__Task to complete__.
Below are some entries; report how many of their lines contain the word "wedge", giving nothing besides the number.

__Data excerpts__.
• • • • •
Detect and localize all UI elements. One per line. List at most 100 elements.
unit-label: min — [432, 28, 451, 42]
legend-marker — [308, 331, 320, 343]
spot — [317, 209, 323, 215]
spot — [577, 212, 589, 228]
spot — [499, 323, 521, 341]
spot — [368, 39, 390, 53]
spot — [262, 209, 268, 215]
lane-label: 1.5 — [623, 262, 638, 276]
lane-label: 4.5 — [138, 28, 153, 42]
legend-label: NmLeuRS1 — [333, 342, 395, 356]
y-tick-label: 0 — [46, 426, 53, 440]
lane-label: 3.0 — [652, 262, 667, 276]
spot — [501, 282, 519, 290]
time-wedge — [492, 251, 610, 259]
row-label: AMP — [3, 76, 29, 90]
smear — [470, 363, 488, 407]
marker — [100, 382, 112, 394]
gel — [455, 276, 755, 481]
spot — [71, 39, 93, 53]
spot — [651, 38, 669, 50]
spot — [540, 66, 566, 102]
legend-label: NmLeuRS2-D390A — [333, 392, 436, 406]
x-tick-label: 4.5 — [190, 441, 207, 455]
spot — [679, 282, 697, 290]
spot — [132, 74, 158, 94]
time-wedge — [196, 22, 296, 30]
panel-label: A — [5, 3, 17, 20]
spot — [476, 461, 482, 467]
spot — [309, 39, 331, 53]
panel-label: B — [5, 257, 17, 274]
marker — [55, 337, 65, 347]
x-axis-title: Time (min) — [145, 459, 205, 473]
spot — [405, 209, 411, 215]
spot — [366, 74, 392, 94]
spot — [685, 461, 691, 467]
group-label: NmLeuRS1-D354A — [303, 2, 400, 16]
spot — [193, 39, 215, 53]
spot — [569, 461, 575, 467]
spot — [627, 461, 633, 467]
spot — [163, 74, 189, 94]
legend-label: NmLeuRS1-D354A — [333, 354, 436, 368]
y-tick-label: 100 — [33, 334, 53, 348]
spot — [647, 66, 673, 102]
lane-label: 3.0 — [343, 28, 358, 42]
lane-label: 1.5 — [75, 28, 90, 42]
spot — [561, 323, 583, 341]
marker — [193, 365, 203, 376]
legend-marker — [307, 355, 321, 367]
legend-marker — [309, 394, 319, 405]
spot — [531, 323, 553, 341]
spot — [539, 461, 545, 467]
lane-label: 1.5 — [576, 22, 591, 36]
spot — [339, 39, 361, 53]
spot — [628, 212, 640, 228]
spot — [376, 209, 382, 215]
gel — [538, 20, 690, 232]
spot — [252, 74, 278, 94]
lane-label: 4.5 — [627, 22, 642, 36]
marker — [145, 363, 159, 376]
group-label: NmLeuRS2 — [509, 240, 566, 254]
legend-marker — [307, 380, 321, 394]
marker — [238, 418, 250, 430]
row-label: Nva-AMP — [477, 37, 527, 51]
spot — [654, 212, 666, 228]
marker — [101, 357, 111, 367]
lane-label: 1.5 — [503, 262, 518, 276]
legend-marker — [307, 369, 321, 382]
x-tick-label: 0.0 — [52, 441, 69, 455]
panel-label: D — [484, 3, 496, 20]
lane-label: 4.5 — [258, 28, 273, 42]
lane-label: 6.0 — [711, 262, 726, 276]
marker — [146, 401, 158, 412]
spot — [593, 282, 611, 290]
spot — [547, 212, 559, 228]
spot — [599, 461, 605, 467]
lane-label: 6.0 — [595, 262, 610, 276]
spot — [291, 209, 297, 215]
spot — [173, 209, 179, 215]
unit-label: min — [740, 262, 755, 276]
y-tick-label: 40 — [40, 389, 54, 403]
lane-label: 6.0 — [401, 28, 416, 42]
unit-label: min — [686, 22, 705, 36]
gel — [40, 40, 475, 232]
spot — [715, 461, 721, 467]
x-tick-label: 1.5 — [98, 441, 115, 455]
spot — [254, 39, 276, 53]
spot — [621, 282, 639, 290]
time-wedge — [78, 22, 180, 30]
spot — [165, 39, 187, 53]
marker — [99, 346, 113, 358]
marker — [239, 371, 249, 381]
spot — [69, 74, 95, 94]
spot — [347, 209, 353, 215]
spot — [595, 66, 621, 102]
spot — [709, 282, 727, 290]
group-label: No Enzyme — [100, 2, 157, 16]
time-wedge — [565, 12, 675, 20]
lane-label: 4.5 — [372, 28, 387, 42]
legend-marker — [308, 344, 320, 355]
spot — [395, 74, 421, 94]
• • • • •
__Reply__.
4